• [Exercise directions] Pick out every row below that contains the string "axis", matching case exactly, and copy those rows.

* Start *

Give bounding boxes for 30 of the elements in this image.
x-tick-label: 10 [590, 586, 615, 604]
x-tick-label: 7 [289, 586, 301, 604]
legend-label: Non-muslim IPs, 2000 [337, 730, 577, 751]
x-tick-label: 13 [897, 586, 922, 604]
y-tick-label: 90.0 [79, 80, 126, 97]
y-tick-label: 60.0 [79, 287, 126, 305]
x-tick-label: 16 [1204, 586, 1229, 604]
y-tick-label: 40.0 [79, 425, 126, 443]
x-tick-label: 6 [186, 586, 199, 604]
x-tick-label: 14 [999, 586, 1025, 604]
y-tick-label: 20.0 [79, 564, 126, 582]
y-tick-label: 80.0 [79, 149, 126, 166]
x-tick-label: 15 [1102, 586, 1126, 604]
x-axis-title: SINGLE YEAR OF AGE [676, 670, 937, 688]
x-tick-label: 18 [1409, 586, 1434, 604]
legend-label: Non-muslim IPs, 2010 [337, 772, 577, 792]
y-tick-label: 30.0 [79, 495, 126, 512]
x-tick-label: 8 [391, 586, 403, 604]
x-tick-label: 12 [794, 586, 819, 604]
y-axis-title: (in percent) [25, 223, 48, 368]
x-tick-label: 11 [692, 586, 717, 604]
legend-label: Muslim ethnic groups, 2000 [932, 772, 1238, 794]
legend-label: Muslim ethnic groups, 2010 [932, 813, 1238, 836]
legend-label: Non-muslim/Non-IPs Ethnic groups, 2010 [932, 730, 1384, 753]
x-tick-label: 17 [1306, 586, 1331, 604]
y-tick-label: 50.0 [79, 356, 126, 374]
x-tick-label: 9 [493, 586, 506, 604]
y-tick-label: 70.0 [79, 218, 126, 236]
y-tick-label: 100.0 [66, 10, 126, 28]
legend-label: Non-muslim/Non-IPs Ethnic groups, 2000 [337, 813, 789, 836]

* End *

• [The completed task]
x-axis-title: SINGLE YEAR OF AGE [676, 670, 937, 688]
y-axis-title: (in percent) [25, 223, 48, 368]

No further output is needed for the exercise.